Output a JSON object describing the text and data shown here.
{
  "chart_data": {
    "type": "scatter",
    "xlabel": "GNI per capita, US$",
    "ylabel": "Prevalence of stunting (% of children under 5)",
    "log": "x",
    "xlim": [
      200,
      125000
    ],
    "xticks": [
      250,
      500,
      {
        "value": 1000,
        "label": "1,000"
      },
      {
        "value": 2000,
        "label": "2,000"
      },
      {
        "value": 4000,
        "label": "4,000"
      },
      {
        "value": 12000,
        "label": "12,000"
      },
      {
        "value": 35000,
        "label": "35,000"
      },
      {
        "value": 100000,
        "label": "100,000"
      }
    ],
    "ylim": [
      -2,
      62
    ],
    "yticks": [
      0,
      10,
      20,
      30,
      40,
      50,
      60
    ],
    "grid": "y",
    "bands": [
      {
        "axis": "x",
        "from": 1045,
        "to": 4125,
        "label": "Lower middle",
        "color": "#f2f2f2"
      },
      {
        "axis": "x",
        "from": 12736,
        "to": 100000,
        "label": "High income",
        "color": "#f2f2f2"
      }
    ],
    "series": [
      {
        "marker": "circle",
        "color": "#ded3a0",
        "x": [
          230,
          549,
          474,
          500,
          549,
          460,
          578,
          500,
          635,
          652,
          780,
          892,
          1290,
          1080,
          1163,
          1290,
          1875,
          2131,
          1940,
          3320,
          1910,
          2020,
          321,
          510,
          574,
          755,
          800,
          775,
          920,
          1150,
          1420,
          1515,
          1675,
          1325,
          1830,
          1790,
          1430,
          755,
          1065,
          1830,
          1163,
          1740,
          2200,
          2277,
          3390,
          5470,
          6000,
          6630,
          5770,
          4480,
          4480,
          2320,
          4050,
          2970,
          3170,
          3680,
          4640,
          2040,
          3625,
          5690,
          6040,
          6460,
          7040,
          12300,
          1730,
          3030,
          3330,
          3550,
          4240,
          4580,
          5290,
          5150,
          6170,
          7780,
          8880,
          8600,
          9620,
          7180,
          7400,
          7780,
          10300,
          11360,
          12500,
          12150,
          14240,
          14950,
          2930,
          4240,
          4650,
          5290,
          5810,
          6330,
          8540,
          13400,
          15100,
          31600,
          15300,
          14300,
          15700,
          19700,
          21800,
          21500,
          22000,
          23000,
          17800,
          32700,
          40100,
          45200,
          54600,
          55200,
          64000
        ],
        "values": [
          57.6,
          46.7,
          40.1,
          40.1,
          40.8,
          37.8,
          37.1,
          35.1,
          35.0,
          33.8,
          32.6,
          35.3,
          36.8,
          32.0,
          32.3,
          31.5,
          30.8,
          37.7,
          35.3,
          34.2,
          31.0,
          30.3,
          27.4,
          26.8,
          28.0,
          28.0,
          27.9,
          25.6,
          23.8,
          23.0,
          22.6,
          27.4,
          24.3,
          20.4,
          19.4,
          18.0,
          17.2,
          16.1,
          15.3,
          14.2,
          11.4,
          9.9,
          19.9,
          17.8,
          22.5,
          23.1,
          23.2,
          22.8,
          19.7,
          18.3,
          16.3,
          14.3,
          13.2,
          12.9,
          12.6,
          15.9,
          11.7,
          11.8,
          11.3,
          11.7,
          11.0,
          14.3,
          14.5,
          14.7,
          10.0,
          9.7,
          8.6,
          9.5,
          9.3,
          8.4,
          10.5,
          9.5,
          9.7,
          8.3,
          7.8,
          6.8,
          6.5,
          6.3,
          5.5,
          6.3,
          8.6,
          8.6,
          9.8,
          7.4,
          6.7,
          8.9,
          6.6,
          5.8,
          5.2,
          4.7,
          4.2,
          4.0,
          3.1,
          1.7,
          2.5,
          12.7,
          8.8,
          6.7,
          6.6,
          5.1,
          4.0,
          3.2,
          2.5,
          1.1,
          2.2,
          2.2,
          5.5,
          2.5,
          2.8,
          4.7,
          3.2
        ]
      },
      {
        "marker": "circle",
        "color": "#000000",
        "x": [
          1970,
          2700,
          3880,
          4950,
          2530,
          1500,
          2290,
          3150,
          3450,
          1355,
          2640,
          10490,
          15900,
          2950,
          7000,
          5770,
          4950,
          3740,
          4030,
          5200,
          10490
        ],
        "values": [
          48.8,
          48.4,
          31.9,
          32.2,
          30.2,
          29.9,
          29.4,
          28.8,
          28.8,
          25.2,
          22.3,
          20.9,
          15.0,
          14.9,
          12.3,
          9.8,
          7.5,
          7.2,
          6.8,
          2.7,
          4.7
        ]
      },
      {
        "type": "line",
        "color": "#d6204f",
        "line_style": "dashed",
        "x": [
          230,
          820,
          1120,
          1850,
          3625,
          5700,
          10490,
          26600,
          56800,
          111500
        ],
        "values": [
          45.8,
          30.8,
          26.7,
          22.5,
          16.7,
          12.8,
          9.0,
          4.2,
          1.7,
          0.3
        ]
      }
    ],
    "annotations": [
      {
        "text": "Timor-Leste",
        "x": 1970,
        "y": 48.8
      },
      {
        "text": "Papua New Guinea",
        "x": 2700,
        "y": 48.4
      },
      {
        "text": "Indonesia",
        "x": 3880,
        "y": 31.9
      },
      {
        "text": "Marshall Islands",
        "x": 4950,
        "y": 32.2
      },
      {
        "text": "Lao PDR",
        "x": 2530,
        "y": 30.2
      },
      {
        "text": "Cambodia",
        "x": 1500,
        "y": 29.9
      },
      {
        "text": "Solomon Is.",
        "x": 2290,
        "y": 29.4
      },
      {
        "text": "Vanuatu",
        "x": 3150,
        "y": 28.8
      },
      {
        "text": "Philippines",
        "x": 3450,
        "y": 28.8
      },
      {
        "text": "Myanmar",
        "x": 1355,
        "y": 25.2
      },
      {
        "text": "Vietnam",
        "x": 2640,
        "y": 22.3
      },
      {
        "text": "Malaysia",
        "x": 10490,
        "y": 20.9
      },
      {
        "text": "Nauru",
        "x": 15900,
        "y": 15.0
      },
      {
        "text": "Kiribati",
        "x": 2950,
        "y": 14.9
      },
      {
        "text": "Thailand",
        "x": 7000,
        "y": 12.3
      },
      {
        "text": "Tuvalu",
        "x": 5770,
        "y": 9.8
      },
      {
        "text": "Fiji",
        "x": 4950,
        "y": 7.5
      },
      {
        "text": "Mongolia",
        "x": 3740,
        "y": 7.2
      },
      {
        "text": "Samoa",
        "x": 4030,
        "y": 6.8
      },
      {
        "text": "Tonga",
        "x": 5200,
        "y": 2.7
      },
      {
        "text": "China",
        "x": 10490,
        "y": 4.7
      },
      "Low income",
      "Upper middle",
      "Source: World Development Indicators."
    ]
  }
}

_Task instructions_
Generate an exact reproduction of all entries.

_Final result_
Output a JSON object describing the text and data shown here.
{
  "chart_data": {
    "type": "scatter",
    "xlabel": "GNI per capita, US$",
    "ylabel": "Prevalence of stunting (% of children under 5)",
    "log": "x",
    "xlim": [
      200,
      125000
    ],
    "xticks": [
      250,
      500,
      {
        "value": 1000,
        "label": "1,000"
      },
      {
        "value": 2000,
        "label": "2,000"
      },
      {
        "value": 4000,
        "label": "4,000"
      },
      {
        "value": 12000,
        "label": "12,000"
      },
      {
        "value": 35000,
        "label": "35,000"
      },
      {
        "value": 100000,
        "label": "100,000"
      }
    ],
    "ylim": [
      -2,
      62
    ],
    "yticks": [
      0,
      10,
      20,
      30,
      40,
      50,
      60
    ],
    "grid": "y",
    "bands": [
      {
        "axis": "x",
        "from": 1045,
        "to": 4125,
        "label": "Lower middle",
        "color": "#f2f2f2"
      },
      {
        "axis": "x",
        "from": 12736,
        "to": 100000,
        "label": "High income",
        "color": "#f2f2f2"
      }
    ],
    "series": [
      {
        "marker": "circle",
        "color": "#ded3a0",
        "x": [
          230,
          549,
          474,
          500,
          549,
          460,
          578,
          500,
          635,
          652,
          780,
          892,
          1290,
          1080,
          1163,
          1290,
          1875,
          2131,
          1940,
          3320,
          1910,
          2020,
          321,
          510,
          574,
          755,
          800,
          775,
          920,
          1150,
          1420,
          1515,
          1675,
          1325,
          1830,
          1790,
          1430,
          755,
          1065,
          1830,
          1163,
          1740,
          2200,
          2277,
          3390,
          5470,
          6000,
          6630,
          5770,
          4480,
          4480,
          2320,
          4050,
          2970,
          3170,
          3680,
          4640,
          2040,
          3625,
          5690,
          6040,
          6460,
          7040,
          12300,
          1730,
          3030,
          3330,
          3550,
          4240,
          4580,
          5290,
          5150,
          6170,
          7780,
          8880,
          8600,
          9620,
          7180,
          7400,
          7780,
          10300,
          11360,
          12500,
          12150,
          14240,
          14950,
          2930,
          4240,
          4650,
          5290,
          5810,
          6330,
          8540,
          13400,
          15100,
          31600,
          15300,
          14300,
          15700,
          19700,
          21800,
          21500,
          22000,
          23000,
          17800,
          32700,
          40100,
          45200,
          54600,
          55200,
          64000
        ],
        "values": [
          57.6,
          46.7,
          40.1,
          40.1,
          40.8,
          37.8,
          37.1,
          35.1,
          35.0,
          33.8,
          32.6,
          35.3,
          36.8,
          32.0,
          32.3,
          31.5,
          30.8,
          37.7,
          35.3,
          34.2,
          31.0,
          30.3,
          27.4,
          26.8,
          28.0,
          28.0,
          27.9,
          25.6,
          23.8,
          23.0,
          22.6,
          27.4,
          24.3,
          20.4,
          19.4,
          18.0,
          17.2,
          16.1,
          15.3,
          14.2,
          11.4,
          9.9,
          19.9,
          17.8,
          22.5,
          23.1,
          23.2,
          22.8,
          19.7,
          18.3,
          16.3,
          14.3,
          13.2,
          12.9,
          12.6,
          15.9,
          11.7,
          11.8,
          11.3,
          11.7,
          11.0,
          14.3,
          14.5,
          14.7,
          10.0,
          9.7,
          8.6,
          9.5,
          9.3,
          8.4,
          10.5,
          9.5,
          9.7,
          8.3,
          7.8,
          6.8,
          6.5,
          6.3,
          5.5,
          6.3,
          8.6,
          8.6,
          9.8,
          7.4,
          6.7,
          8.9,
          6.6,
          5.8,
          5.2,
          4.7,
          4.2,
          4.0,
          3.1,
          1.7,
          2.5,
          12.7,
          8.8,
          6.7,
          6.6,
          5.1,
          4.0,
          3.2,
          2.5,
          1.1,
          2.2,
          2.2,
          5.5,
          2.5,
          2.8,
          4.7,
          3.2
        ]
      },
      {
        "marker": "circle",
        "color": "#000000",
        "x": [
          1970,
          2700,
          3880,
          4950,
          2530,
          1500,
          2290,
          3150,
          3450,
          1355,
          2640,
          10490,
          15900,
          2950,
          7000,
          5770,
          4950,
          3740,
          4030,
          5200,
          10490
        ],
        "values": [
          48.8,
          48.4,
          31.9,
          32.2,
          30.2,
          29.9,
          29.4,
          28.8,
          28.8,
          25.2,
          22.3,
          20.9,
          15.0,
          14.9,
          12.3,
          9.8,
          7.5,
          7.2,
          6.8,
          2.7,
          4.7
        ]
      },
      {
        "type": "line",
        "color": "#d6204f",
        "line_style": "dashed",
        "x": [
          230,
          820,
          1120,
          1850,
          3625,
          5700,
          10490,
          26600,
          56800,
          111500
        ],
        "values": [
          45.8,
          30.8,
          26.7,
          22.5,
          16.7,
          12.8,
          9.0,
          4.2,
          1.7,
          0.3
        ]
      }
    ],
    "annotations": [
      {
        "text": "Timor-Leste",
        "x": 1970,
        "y": 48.8
      },
      {
        "text": "Papua New Guinea",
        "x": 2700,
        "y": 48.4
      },
      {
        "text": "Indonesia",
        "x": 3880,
        "y": 31.9
      },
      {
        "text": "Marshall Islands",
        "x": 4950,
        "y": 32.2
      },
      {
        "text": "Lao PDR",
        "x": 2530,
        "y": 30.2
      },
      {
        "text": "Cambodia",
        "x": 1500,
        "y": 29.9
      },
      {
        "text": "Solomon Is.",
        "x": 2290,
        "y": 29.4
      },
      {
        "text": "Vanuatu",
        "x": 3150,
        "y": 28.8
      },
      {
        "text": "Philippines",
        "x": 3450,
        "y": 28.8
      },
      {
        "text": "Myanmar",
        "x": 1355,
        "y": 25.2
      },
      {
        "text": "Vietnam",
        "x": 2640,
        "y": 22.3
      },
      {
        "text": "Malaysia",
        "x": 10490,
        "y": 20.9
      },
      {
        "text": "Nauru",
        "x": 15900,
        "y": 15.0
      },
      {
        "text": "Kiribati",
        "x": 2950,
        "y": 14.9
      },
      {
        "text": "Thailand",
        "x": 7000,
        "y": 12.3
      },
      {
        "text": "Tuvalu",
        "x": 5770,
        "y": 9.8
      },
      {
        "text": "Fiji",
        "x": 4950,
        "y": 7.5
      },
      {
        "text": "Mongolia",
        "x": 3740,
        "y": 7.2
      },
      {
        "text": "Samoa",
        "x": 4030,
        "y": 6.8
      },
      {
        "text": "Tonga",
        "x": 5200,
        "y": 2.7
      },
      {
        "text": "China",
        "x": 10490,
        "y": 4.7
      },
      "Low income",
      "Upper middle",
      "Source: World Development Indicators."
    ]
  }
}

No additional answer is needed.